#### [Challenge]
Output the entries verbatim, including every line.

++++++++++

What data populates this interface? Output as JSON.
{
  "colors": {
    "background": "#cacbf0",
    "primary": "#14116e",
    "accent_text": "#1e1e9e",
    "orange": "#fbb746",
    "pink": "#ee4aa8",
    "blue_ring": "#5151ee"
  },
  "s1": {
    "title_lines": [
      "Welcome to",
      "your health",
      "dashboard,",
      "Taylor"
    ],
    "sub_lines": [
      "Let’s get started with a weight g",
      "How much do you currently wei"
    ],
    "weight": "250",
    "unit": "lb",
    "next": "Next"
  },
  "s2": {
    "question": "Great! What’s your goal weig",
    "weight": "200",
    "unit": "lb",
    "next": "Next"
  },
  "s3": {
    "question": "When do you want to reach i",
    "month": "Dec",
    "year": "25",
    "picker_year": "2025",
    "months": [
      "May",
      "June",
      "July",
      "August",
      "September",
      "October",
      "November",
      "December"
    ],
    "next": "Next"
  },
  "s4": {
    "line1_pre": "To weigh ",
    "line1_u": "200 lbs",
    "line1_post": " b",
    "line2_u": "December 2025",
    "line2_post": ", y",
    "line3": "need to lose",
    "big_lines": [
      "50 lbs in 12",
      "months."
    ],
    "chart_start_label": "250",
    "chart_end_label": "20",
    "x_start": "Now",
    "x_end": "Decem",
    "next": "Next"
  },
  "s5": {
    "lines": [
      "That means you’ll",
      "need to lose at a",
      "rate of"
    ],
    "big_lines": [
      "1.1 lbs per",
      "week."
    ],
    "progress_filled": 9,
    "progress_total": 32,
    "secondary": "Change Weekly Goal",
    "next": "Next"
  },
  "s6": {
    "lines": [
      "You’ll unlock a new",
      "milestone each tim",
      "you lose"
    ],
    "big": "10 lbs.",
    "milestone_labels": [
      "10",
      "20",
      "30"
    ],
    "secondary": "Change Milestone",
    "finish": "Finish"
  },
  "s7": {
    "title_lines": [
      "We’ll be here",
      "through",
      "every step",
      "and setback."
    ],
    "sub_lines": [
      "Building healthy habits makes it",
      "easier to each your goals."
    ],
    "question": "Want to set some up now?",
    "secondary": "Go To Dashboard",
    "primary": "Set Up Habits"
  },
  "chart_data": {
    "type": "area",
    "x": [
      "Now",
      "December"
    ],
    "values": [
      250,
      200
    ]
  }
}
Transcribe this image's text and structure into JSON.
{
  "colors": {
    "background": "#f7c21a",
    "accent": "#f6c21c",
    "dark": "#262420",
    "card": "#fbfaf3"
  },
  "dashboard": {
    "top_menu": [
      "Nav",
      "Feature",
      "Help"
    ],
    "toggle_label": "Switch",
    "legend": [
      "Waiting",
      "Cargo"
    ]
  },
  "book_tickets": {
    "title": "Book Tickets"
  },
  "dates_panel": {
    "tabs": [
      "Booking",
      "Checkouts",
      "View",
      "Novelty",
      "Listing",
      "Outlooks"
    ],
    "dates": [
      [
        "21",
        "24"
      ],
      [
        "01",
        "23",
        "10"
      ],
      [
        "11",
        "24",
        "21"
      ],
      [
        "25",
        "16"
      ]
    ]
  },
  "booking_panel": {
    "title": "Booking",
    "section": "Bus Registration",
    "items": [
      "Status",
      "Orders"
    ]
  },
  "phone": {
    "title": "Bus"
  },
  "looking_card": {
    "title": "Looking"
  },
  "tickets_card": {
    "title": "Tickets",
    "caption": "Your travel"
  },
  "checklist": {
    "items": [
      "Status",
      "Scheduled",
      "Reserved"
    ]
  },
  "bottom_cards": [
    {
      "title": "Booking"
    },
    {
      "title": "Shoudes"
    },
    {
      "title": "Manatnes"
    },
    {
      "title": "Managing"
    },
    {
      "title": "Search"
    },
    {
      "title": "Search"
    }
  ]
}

++++++++++

#### [Response for this exercise]
What data populates this interface? Output as JSON.
{
  "colors": {
    "background": "#cacbf0",
    "primary": "#14116e",
    "accent_text": "#1e1e9e",
    "orange": "#fbb746",
    "pink": "#ee4aa8",
    "blue_ring": "#5151ee"
  },
  "s1": {
    "title_lines": [
      "Welcome to",
      "your health",
      "dashboard,",
      "Taylor"
    ],
    "sub_lines": [
      "Let’s get started with a weight g",
      "How much do you currently wei"
    ],
    "weight": "250",
    "unit": "lb",
    "next": "Next"
  },
  "s2": {
    "question": "Great! What’s your goal weig",
    "weight": "200",
    "unit": "lb",
    "next": "Next"
  },
  "s3": {
    "question": "When do you want to reach i",
    "month": "Dec",
    "year": "25",
    "picker_year": "2025",
    "months": [
      "May",
      "June",
      "July",
      "August",
      "September",
      "October",
      "November",
      "December"
    ],
    "next": "Next"
  },
  "s4": {
    "line1_pre": "To weigh ",
    "line1_u": "200 lbs",
    "line1_post": " b",
    "line2_u": "December 2025",
    "line2_post": ", y",
    "line3": "need to lose",
    "big_lines": [
      "50 lbs in 12",
      "months."
    ],
    "chart_start_label": "250",
    "chart_end_label": "20",
    "x_start": "Now",
    "x_end": "Decem",
    "next": "Next"
  },
  "s5": {
    "lines": [
      "That means you’ll",
      "need to lose at a",
      "rate of"
    ],
    "big_lines": [
      "1.1 lbs per",
      "week."
    ],
    "progress_filled": 9,
    "progress_total": 32,
    "secondary": "Change Weekly Goal",
    "next": "Next"
  },
  "s6": {
    "lines": [
      "You’ll unlock a new",
      "milestone each tim",
      "you lose"
    ],
    "big": "10 lbs.",
    "milestone_labels": [
      "10",
      "20",
      "30"
    ],
    "secondary": "Change Milestone",
    "finish": "Finish"
  },
  "s7": {
    "title_lines": [
      "We’ll be here",
      "through",
      "every step",
      "and setback."
    ],
    "sub_lines": [
      "Building healthy habits makes it",
      "easier to each your goals."
    ],
    "question": "Want to set some up now?",
    "secondary": "Go To Dashboard",
    "primary": "Set Up Habits"
  },
  "chart_data": {
    "type": "area",
    "x": [
      "Now",
      "December"
    ],
    "values": [
      250,
      200
    ]
  }
}
Transcribe this image's text and structure into JSON.
{
  "colors": {
    "background": "#f7c21a",
    "accent": "#f6c21c",
    "dark": "#262420",
    "card": "#fbfaf3"
  },
  "dashboard": {
    "top_menu": [
      "Nav",
      "Feature",
      "Help"
    ],
    "toggle_label": "Switch",
    "legend": [
      "Waiting",
      "Cargo"
    ]
  },
  "book_tickets": {
    "title": "Book Tickets"
  },
  "dates_panel": {
    "tabs": [
      "Booking",
      "Checkouts",
      "View",
      "Novelty",
      "Listing",
      "Outlooks"
    ],
    "dates": [
      [
        "21",
        "24"
      ],
      [
        "01",
        "23",
        "10"
      ],
      [
        "11",
        "24",
        "21"
      ],
      [
        "25",
        "16"
      ]
    ]
  },
  "booking_panel": {
    "title": "Booking",
    "section": "Bus Registration",
    "items": [
      "Status",
      "Orders"
    ]
  },
  "phone": {
    "title": "Bus"
  },
  "looking_card": {
    "title": "Looking"
  },
  "tickets_card": {
    "title": "Tickets",
    "caption": "Your travel"
  },
  "checklist": {
    "items": [
      "Status",
      "Scheduled",
      "Reserved"
    ]
  },
  "bottom_cards": [
    {
      "title": "Booking"
    },
    {
      "title": "Shoudes"
    },
    {
      "title": "Manatnes"
    },
    {
      "title": "Managing"
    },
    {
      "title": "Search"
    },
    {
      "title": "Search"
    }
  ]
}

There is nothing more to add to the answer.